[START OF Selection]

I swear I read about this somewhere, but I can't remember where and now I can't find it anywhere -- so I thought I'd ask.  

 

Are there cases where "classifier + noun" (no numeral) can mean essentially "down to the last noun"?  As we might have said in English of an earlier era, "to a man"?

 

I'll give an example from 紅高粱家族 by 莫言 where I think this is happening.  The narrator here is talking about the sparrows that in late Fall/early Winter will come back to the bare trees in the evening and fall upon them en masse.

 

柳條青黃,赤裸裸下垂或上指,枝條上結滿麻雀。

 

To give my attempt at a rough translation: "The green-yellow willow branches, naked hanging down or pointing up, *to the last branch* laden with sparrows".

 

Now my dictionaries say that 枝條 can also just be a two-character word for branch, and maybe the 枝 has come in here just because the 柳 is gone and a two-character word is more idiomatic and natural than just saying 條, but when I looked over this sentence, I felt like I had a memory of this "classifier + noun" meaning "down to the last noun" thing.

 

Or maybe I just made up a fake grammatical construction that doesn't actually exist.

 

Anyway, if anyone can offer some insight, I'd greatly appreciate it.

 

Thanks a bunch.

Posted

Where is the classifier in that sentence? If 枝 is a classifier, what is 條? It is more empty than 枝. The meaning is so diluted that in Modern Standard Mandarin it cannot be used alone as a noun.

[END OF Selection]
[START OF Provided records]

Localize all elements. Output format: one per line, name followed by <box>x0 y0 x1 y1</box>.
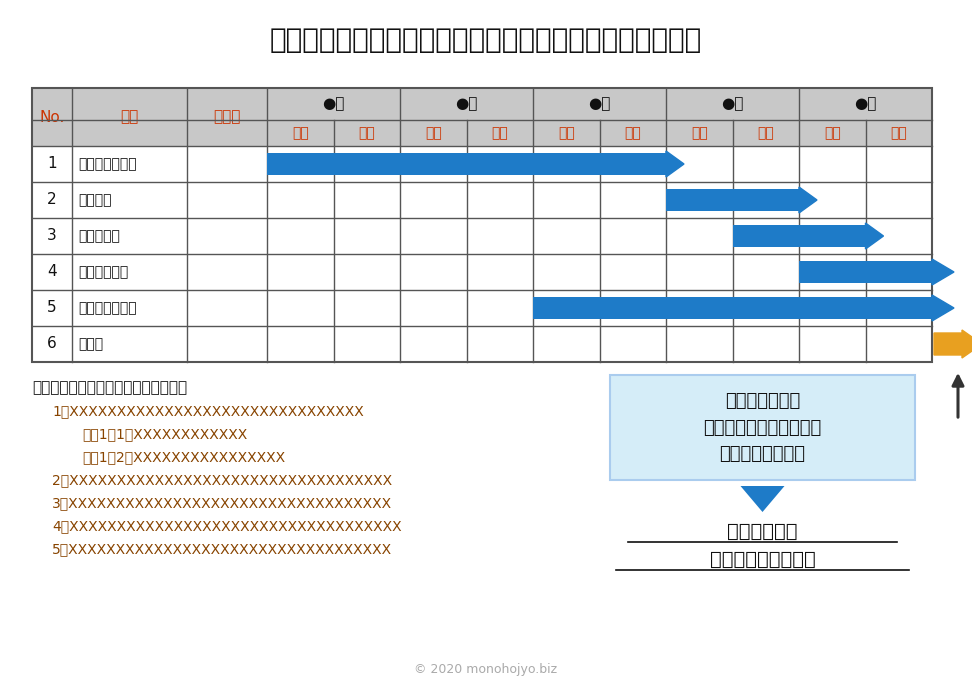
Text: 前半: 前半 <box>691 126 708 140</box>
Text: 機器選定・導入: 機器選定・導入 <box>78 157 137 171</box>
Bar <box>32 326 932 362</box>
Bar <box>32 146 932 182</box>
Text: 1．XXXXXXXXXXXXXXXXXXXXXXXXXXXXXXX: 1．XXXXXXXXXXXXXXXXXXXXXXXXXXXXXXX <box>52 404 364 418</box>
Bar <box>32 88 932 362</box>
Text: 2: 2 <box>48 193 56 207</box>
Bar <box>32 218 932 254</box>
Text: 試作品製作: 試作品製作 <box>78 229 120 243</box>
Text: ●月: ●月 <box>721 97 744 112</box>
Text: 技術習得: 技術習得 <box>78 193 112 207</box>
Text: 3: 3 <box>47 228 57 244</box>
FancyArrow shape <box>934 330 972 358</box>
Bar <box>32 88 932 146</box>
Bar <box>32 290 932 326</box>
Text: 項目: 項目 <box>121 110 139 124</box>
Text: 経理・監査報告: 経理・監査報告 <box>78 301 137 315</box>
Text: ●月: ●月 <box>854 97 877 112</box>
Text: スケジュールは簡潔にポイントをおさえ補足説明を入れる: スケジュールは簡潔にポイントをおさえ補足説明を入れる <box>270 26 702 54</box>
Text: 1: 1 <box>48 156 56 172</box>
Text: 2．XXXXXXXXXXXXXXXXXXXXXXXXXXXXXXXXXX: 2．XXXXXXXXXXXXXXXXXXXXXXXXXXXXXXXXXX <box>52 473 392 487</box>
Text: 前半: 前半 <box>425 126 441 140</box>
Text: 補助期間終了後
事業化までにさらに時間
がかかる場合は、: 補助期間終了後 事業化までにさらに時間 がかかる場合は、 <box>704 392 821 463</box>
FancyArrow shape <box>932 295 954 321</box>
Text: 後半: 後半 <box>624 126 642 140</box>
Text: 【取組み・スケジュールの補足説明】: 【取組み・スケジュールの補足説明】 <box>32 380 188 395</box>
Polygon shape <box>741 486 784 512</box>
Text: 3．XXXXXXXXXXXXXXXXXXXXXXXXXXXXXXXXXX: 3．XXXXXXXXXXXXXXXXXXXXXXXXXXXXXXXXXX <box>52 496 392 510</box>
Text: 後半: 後半 <box>890 126 907 140</box>
Text: 前半: 前半 <box>558 126 574 140</box>
Text: 1・2．XXXXXXXXXXXXXXXX: 1・2．XXXXXXXXXXXXXXXX <box>82 450 285 464</box>
Bar <box>32 254 932 290</box>
Bar <box>733 225 865 247</box>
Bar <box>799 261 932 283</box>
Text: 後半: 後半 <box>757 126 774 140</box>
Text: 前半: 前半 <box>824 126 841 140</box>
Text: © 2020 monohojyo.biz: © 2020 monohojyo.biz <box>414 663 558 676</box>
Text: 事業化までの: 事業化までの <box>727 522 798 541</box>
Text: No.: No. <box>39 110 65 124</box>
Text: スケジュールも追加: スケジュールも追加 <box>710 550 816 569</box>
Bar <box>533 297 932 319</box>
Bar <box>666 189 799 211</box>
FancyArrow shape <box>666 151 684 177</box>
FancyArrow shape <box>799 187 817 213</box>
Bar <box>32 182 932 218</box>
Text: 事業化: 事業化 <box>78 337 103 351</box>
Text: ●月: ●月 <box>455 97 477 112</box>
Text: 前半: 前半 <box>292 126 309 140</box>
Text: 4．XXXXXXXXXXXXXXXXXXXXXXXXXXXXXXXXXXX: 4．XXXXXXXXXXXXXXXXXXXXXXXXXXXXXXXXXXX <box>52 519 401 533</box>
Text: ●月: ●月 <box>323 97 345 112</box>
Text: 5: 5 <box>48 300 56 316</box>
Text: 後半: 後半 <box>492 126 508 140</box>
Text: 後半: 後半 <box>359 126 375 140</box>
FancyBboxPatch shape <box>610 375 915 480</box>
FancyArrow shape <box>865 223 884 249</box>
Text: 4: 4 <box>48 265 56 279</box>
Text: 5．XXXXXXXXXXXXXXXXXXXXXXXXXXXXXXXXXX: 5．XXXXXXXXXXXXXXXXXXXXXXXXXXXXXXXXXX <box>52 542 392 556</box>
Text: 評価・見直し: 評価・見直し <box>78 265 128 279</box>
Text: ●月: ●月 <box>588 97 610 112</box>
Bar <box>267 153 666 175</box>
Text: 1．1．XXXXXXXXXXXX: 1．1．XXXXXXXXXXXX <box>82 427 247 441</box>
Text: 担当者: 担当者 <box>213 110 241 124</box>
Text: 6: 6 <box>47 337 57 351</box>
FancyArrow shape <box>932 259 954 285</box>
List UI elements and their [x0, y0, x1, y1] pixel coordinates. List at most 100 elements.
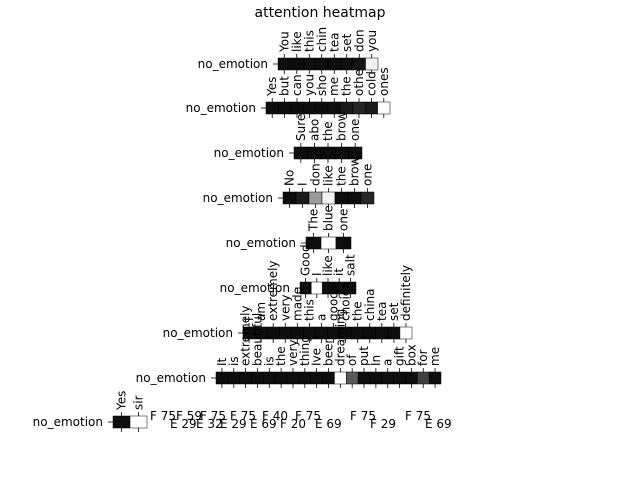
- bottom-label: F 75: [350, 409, 376, 423]
- bottom-label: F 29: [370, 417, 396, 431]
- token-label: of: [345, 354, 359, 366]
- heat-cell: [334, 371, 347, 385]
- heat-cell: [387, 326, 401, 340]
- token-label: Sure: [294, 114, 308, 141]
- bottom-label: F 20: [280, 417, 306, 431]
- heat-cell: [417, 371, 430, 385]
- token-label: this: [302, 299, 316, 321]
- token-label: Ive: [310, 348, 324, 366]
- chart-title: attention heatmap: [255, 5, 386, 21]
- heat-cell: [357, 371, 371, 385]
- token-label: china: [363, 289, 377, 322]
- heat-cell: [377, 101, 391, 115]
- token-label: sir: [132, 395, 146, 410]
- token-label: set: [387, 302, 401, 321]
- token-label: Yes: [115, 391, 129, 411]
- token-label: like: [322, 165, 336, 186]
- token-label: don: [352, 29, 366, 52]
- heat-cell: [315, 57, 329, 71]
- heat-cell: [393, 371, 406, 385]
- token-label: blue: [322, 205, 336, 231]
- token-label: definitely: [399, 265, 413, 321]
- heat-cell: [277, 57, 291, 71]
- token-label: me: [428, 347, 442, 366]
- bottom-label: F 75: [200, 409, 226, 423]
- token-label: dreaming: [333, 309, 347, 366]
- heat-cell: [352, 101, 366, 115]
- row-label: no_emotion: [33, 415, 103, 429]
- token-label: very: [278, 294, 292, 321]
- heat-cell: [315, 101, 329, 115]
- token-label: sho: [315, 75, 329, 96]
- token-label: but: [278, 76, 292, 96]
- token-label: one: [361, 164, 375, 186]
- token-label: a: [381, 359, 395, 366]
- token-label: put: [357, 346, 371, 366]
- token-label: I: [296, 182, 310, 186]
- token-label: made: [290, 287, 304, 321]
- token-label: Yes: [265, 77, 279, 97]
- heat-cell: [334, 146, 349, 160]
- token-label: extremely: [239, 305, 253, 366]
- token-label: tea: [327, 33, 341, 52]
- heat-cell: [381, 371, 394, 385]
- token-label: good: [327, 291, 341, 321]
- token-label: can: [290, 74, 304, 96]
- row-label: no_emotion: [198, 57, 268, 71]
- token-label: I: [310, 272, 324, 276]
- token-label: abo: [307, 119, 321, 141]
- heat-cell: [335, 236, 352, 250]
- row-label: no_emotion: [220, 281, 290, 295]
- token-label: me: [327, 77, 341, 96]
- row-label: no_emotion: [136, 371, 206, 385]
- heat-cell: [302, 101, 316, 115]
- row-label: no_emotion: [214, 146, 284, 160]
- row-label: no_emotion: [226, 236, 296, 250]
- heat-cell: [278, 101, 292, 115]
- bottom-label: E 29: [170, 417, 197, 431]
- heat-cell: [360, 191, 375, 205]
- token-label: the: [321, 121, 335, 141]
- row-label: no_emotion: [163, 326, 233, 340]
- token-label: No: [283, 170, 297, 186]
- token-label: chin: [315, 27, 329, 52]
- token-label: thing: [298, 335, 312, 366]
- token-label: The: [307, 209, 321, 232]
- token-label: the: [335, 166, 349, 186]
- bottom-label: E 69: [250, 417, 277, 431]
- heat-cell: [295, 191, 310, 205]
- token-label: set: [340, 33, 354, 52]
- token-label: been: [322, 336, 336, 366]
- token-label: the: [340, 76, 354, 96]
- heat-cell: [282, 191, 297, 205]
- heat-cell: [369, 371, 383, 385]
- token-label: it: [332, 268, 346, 276]
- token-label: ones: [377, 67, 391, 96]
- heat-cell: [320, 236, 337, 250]
- heat-cell: [290, 101, 304, 115]
- token-label: a: [314, 314, 328, 321]
- token-label: the: [351, 301, 365, 321]
- heat-cell: [278, 326, 292, 340]
- token-label: box: [404, 344, 418, 366]
- bottom-label: F 40: [262, 409, 288, 423]
- token-label: othe: [352, 69, 366, 96]
- heat-cell: [112, 415, 131, 429]
- row-label: no_emotion: [203, 191, 273, 205]
- heat-cell: [298, 371, 311, 385]
- heat-cell: [310, 371, 323, 385]
- heat-cell: [310, 281, 323, 295]
- heat-cell: [347, 191, 362, 205]
- heat-cell: [428, 371, 442, 385]
- token-label: It: [215, 357, 229, 366]
- heat-cell: [307, 146, 322, 160]
- heat-cell: [227, 371, 240, 385]
- heat-cell: [265, 101, 279, 115]
- token-label: like: [321, 255, 335, 276]
- token-label: you: [365, 30, 379, 52]
- bottom-label: E 69: [425, 417, 452, 431]
- token-label: brow: [348, 156, 362, 186]
- token-label: beautiful: [250, 313, 264, 366]
- token-label: You: [277, 31, 291, 53]
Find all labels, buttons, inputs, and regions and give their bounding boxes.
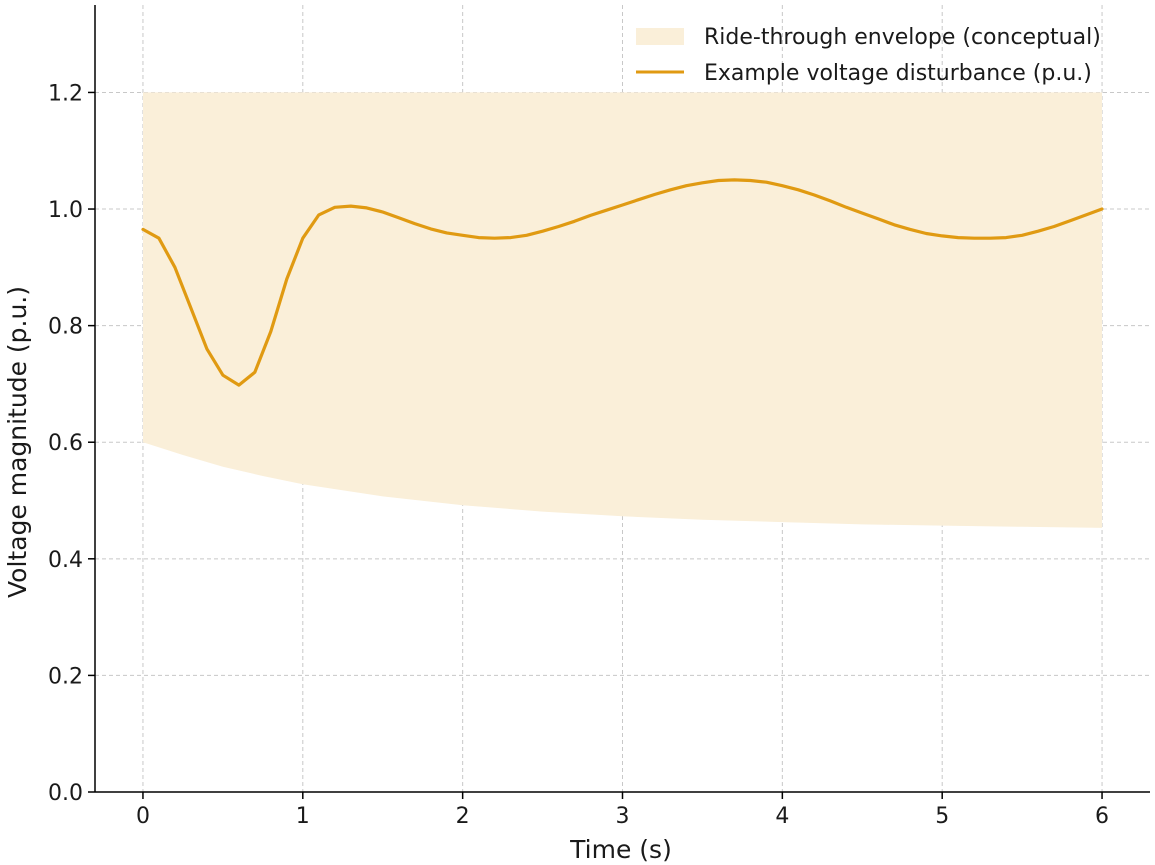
y-tick-label-4: 0.8	[48, 315, 83, 340]
x-tick-label-4: 4	[775, 804, 789, 829]
y-axis-label: Voltage magnitude (p.u.)	[3, 286, 32, 598]
envelope-band	[143, 92, 1102, 528]
legend-label-series: Example voltage disturbance (p.u.)	[704, 61, 1092, 86]
x-tick-label-2: 2	[456, 804, 470, 829]
legend-label-band: Ride-through envelope (conceptual)	[704, 25, 1101, 50]
envelope-band-layer	[143, 92, 1102, 528]
axes	[88, 5, 1150, 799]
x-tick-label-1: 1	[296, 804, 310, 829]
y-tick-label-0: 0.0	[48, 781, 83, 806]
y-tick-label-6: 1.2	[48, 81, 83, 106]
x-tick-label-6: 6	[1095, 804, 1109, 829]
x-tick-label-3: 3	[616, 804, 630, 829]
x-tick-label-5: 5	[935, 804, 949, 829]
y-tick-label-2: 0.4	[48, 548, 83, 573]
legend: Ride-through envelope (conceptual) Examp…	[636, 25, 1101, 86]
series-line-layer	[141, 178, 1104, 387]
x-axis-label: Time (s)	[569, 835, 672, 864]
y-tick-label-3: 0.6	[48, 431, 83, 456]
y-tick-label-1: 0.2	[48, 664, 83, 689]
x-tick-label-0: 0	[136, 804, 150, 829]
y-tick-label-5: 1.0	[48, 198, 83, 223]
legend-swatch-band	[636, 28, 684, 45]
tick-labels: 0 1 2 3 4 5 6 0.0 0.2 0.4 0.6 0.8 1.0 1.2	[48, 81, 1109, 829]
series-line-0	[141, 178, 1104, 387]
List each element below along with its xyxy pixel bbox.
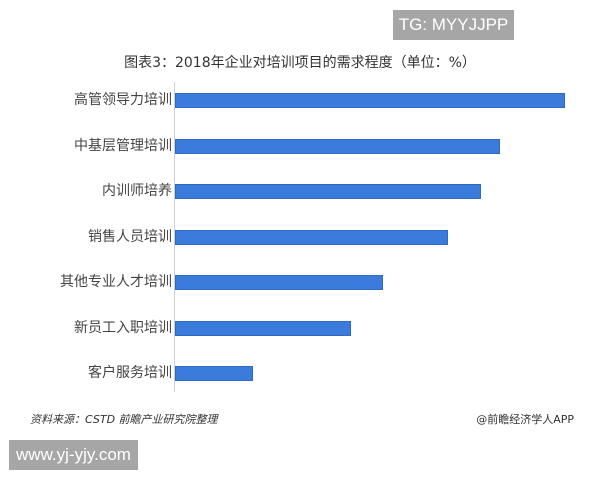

[END OF Provided records]

#### Task directions:
Continue the forum thread on whether a Chinese classifier plus noun can mean "down to the last one," starting right after its final sentence.

#### Written reply:
枝上結滿麻雀 ✔

條上結滿麻雀 ✘

No, 枝條 is one word, formed by juxtaposing two morphemes that are synonymous or near-synonymous: 枝,木别生條也 + 條,小枝也.

 

There is a special use of classifiers, namely reduplication, that does convey the meaning of "every", or "down to the last one" if you prefer.

https://en.wikipedia.org/wiki/Chinese_classifier#Specialized_uses

https://baike.baidu.com/item/量词#5_1

In which case, the noun is often omitted.

條條大路通羅馬

人人奮勇,個個爭先

綻放的花兒,朵朵嬌豔欲滴

 

I don't think a bare classifier + noun is even grammatical in Mandarin. (Though it is in Cantonese, e.g. 枝筆幾錢/條女好正/塊面黑晒)

  • Like 3
Posted
2 hours ago, NelsonK said:

classifier + noun" (no numeral) can mean essentially "down to the last noun"?

 

Maybe you mean noun + classifier? As in 馬匹, which means horses, or 車輛 for vehicles. 

Edit to add more examples: 人口 、麵條、書本 

S70919-055633-001.jpg

Posted
6 hours ago, NelsonK said:

I felt like I had a memory of this "classifier + noun" meaning "down to the last noun" thing.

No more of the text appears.